(Items from a data source)
• • • • • • •

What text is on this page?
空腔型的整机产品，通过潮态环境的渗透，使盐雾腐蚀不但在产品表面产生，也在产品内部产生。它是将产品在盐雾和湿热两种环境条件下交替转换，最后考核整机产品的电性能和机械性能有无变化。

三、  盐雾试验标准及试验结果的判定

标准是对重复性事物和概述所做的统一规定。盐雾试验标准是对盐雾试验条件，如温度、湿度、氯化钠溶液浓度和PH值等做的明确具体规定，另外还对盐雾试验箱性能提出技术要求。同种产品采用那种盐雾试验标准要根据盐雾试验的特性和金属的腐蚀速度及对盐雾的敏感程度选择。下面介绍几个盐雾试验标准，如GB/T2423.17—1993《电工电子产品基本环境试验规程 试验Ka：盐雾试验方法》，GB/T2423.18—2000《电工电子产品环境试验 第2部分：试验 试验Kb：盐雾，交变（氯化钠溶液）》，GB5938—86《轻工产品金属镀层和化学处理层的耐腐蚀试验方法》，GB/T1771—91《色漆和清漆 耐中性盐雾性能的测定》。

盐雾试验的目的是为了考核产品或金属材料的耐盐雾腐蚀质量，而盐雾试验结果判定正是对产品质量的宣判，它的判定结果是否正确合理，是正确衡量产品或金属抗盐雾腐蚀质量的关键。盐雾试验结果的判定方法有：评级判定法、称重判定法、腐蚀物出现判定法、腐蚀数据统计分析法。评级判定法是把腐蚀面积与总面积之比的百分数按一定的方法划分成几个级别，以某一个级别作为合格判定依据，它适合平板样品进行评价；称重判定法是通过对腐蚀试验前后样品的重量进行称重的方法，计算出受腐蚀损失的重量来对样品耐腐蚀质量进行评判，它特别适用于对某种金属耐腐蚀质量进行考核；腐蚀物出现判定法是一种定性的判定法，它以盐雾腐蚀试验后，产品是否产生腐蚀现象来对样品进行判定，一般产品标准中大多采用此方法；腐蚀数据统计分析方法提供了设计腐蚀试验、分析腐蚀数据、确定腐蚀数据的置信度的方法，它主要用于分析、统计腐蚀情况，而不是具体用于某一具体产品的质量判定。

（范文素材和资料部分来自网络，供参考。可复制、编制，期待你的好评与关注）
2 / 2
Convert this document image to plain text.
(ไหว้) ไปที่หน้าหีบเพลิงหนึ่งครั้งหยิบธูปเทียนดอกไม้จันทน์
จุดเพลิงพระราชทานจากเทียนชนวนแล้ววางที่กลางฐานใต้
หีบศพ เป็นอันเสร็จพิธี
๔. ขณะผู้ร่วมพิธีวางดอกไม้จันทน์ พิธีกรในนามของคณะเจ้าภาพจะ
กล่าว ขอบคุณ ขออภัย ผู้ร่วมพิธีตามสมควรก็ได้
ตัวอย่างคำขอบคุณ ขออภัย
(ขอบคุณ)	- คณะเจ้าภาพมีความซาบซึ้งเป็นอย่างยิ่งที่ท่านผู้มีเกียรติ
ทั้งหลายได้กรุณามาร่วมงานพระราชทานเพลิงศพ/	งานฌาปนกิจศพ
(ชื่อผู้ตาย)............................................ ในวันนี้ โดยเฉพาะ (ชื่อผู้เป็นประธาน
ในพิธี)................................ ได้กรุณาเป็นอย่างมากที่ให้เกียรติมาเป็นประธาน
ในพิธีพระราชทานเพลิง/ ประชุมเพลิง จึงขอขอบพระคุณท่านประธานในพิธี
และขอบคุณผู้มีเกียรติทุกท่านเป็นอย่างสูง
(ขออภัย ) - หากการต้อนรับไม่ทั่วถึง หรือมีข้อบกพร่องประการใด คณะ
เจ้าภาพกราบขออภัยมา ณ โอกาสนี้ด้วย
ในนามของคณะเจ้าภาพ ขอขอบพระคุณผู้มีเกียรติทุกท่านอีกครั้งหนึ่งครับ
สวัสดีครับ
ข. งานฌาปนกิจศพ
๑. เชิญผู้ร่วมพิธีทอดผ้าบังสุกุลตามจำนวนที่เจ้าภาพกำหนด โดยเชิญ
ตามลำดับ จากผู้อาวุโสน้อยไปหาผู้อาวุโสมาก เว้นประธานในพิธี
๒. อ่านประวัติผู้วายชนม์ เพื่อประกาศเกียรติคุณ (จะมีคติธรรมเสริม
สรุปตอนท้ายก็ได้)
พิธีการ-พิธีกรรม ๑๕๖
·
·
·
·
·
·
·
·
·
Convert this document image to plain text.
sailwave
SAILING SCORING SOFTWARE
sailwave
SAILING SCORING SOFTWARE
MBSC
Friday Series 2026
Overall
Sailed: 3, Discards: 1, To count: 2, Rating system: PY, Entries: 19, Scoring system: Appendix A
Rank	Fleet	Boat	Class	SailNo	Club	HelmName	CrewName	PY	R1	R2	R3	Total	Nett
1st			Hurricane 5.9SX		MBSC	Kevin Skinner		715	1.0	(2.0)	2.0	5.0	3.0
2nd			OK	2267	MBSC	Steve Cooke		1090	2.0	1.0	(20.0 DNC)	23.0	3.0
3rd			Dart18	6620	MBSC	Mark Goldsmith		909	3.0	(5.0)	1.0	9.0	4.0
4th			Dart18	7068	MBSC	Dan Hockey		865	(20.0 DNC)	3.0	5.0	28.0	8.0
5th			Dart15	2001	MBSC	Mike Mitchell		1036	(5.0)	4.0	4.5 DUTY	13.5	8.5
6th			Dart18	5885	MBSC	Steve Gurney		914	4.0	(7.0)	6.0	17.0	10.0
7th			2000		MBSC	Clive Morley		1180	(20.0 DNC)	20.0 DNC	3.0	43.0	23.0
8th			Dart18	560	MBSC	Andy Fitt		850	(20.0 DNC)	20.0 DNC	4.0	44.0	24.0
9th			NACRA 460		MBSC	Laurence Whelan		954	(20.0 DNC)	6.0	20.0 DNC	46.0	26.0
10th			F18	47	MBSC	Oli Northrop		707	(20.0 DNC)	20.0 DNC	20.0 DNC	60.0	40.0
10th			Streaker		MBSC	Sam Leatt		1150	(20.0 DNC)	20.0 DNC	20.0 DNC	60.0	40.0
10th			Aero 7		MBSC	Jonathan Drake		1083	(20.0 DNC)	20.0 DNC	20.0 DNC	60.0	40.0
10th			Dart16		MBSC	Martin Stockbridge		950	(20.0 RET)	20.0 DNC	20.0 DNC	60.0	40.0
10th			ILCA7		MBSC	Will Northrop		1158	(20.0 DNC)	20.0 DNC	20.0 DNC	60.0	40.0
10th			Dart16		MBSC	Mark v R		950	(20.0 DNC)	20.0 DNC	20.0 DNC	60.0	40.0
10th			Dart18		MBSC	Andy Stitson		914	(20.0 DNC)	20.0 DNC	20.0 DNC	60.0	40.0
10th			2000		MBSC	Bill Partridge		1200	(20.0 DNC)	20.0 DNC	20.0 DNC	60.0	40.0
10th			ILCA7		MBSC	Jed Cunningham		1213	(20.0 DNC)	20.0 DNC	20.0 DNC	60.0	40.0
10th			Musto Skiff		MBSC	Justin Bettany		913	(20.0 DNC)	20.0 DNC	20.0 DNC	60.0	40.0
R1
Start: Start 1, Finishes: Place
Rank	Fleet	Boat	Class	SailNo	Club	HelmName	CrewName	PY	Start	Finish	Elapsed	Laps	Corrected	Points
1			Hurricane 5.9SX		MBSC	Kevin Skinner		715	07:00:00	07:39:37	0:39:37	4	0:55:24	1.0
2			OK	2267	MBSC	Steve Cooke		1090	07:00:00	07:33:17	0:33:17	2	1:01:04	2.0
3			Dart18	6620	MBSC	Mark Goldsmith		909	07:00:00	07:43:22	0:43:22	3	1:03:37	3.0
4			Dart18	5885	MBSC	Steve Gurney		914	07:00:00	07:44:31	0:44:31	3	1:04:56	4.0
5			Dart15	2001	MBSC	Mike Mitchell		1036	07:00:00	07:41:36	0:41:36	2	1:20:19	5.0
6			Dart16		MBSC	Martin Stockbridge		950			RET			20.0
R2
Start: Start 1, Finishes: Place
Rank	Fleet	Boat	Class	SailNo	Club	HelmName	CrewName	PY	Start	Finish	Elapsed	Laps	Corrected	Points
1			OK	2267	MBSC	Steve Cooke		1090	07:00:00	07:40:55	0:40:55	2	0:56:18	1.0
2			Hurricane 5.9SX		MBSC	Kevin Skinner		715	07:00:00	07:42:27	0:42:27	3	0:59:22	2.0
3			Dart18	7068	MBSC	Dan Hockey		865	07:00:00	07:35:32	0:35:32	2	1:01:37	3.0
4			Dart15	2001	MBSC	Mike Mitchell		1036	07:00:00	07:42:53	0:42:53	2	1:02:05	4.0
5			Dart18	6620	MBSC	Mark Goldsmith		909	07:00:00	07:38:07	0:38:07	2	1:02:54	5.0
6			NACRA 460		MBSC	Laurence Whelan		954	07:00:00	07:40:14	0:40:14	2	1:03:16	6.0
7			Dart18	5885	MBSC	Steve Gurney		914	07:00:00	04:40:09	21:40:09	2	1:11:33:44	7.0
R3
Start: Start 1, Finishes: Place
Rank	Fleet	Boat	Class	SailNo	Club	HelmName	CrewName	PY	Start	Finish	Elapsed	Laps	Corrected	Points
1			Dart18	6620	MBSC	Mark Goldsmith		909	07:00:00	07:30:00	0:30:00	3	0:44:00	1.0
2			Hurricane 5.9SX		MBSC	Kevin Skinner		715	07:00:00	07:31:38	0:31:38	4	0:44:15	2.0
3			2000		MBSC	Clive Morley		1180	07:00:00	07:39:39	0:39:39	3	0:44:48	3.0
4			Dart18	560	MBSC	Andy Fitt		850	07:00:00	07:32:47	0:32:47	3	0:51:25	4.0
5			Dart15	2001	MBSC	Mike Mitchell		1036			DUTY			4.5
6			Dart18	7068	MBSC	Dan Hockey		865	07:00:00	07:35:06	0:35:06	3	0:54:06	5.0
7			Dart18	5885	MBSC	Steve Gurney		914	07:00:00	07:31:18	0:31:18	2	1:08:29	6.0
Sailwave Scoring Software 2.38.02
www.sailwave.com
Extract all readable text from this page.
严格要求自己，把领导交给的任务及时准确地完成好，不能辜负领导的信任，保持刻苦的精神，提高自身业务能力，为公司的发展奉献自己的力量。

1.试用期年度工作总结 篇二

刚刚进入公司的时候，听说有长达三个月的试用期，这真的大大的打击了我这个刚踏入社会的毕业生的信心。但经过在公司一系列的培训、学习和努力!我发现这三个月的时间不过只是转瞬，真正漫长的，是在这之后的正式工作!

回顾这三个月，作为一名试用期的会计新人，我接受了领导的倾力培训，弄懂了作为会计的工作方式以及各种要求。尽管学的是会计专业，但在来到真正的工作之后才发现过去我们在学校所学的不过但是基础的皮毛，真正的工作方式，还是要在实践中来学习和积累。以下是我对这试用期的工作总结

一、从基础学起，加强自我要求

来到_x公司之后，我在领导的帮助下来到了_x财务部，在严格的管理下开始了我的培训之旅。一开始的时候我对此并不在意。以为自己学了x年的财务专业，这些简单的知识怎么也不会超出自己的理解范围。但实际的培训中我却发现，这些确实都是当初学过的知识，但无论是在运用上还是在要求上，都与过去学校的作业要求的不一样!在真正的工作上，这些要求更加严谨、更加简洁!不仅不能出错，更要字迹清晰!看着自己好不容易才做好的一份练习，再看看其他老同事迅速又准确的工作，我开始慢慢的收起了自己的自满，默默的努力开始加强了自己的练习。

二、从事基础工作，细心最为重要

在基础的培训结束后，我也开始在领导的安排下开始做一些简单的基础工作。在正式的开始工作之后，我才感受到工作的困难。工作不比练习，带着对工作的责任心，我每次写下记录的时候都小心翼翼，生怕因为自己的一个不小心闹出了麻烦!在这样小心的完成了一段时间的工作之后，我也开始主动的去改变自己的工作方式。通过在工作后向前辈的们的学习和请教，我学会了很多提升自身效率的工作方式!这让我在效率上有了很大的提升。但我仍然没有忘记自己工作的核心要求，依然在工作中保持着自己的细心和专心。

• • • • • • •

▸ Job
Scan the data above; copy every line where "Mike" appears.

▸ Response
5th			Dart15	2001	MBSC	Mike Mitchell		1036	(5.0)	4.0	4.5 DUTY	13.5	8.5
5			Dart15	2001	MBSC	Mike Mitchell		1036	07:00:00	07:41:36	0:41:36	2	1:20:19	5.0
4			Dart15	2001	MBSC	Mike Mitchell		1036	07:00:00	07:42:53	0:42:53	2	1:02:05	4.0
5			Dart15	2001	MBSC	Mike Mitchell		1036			DUTY			4.5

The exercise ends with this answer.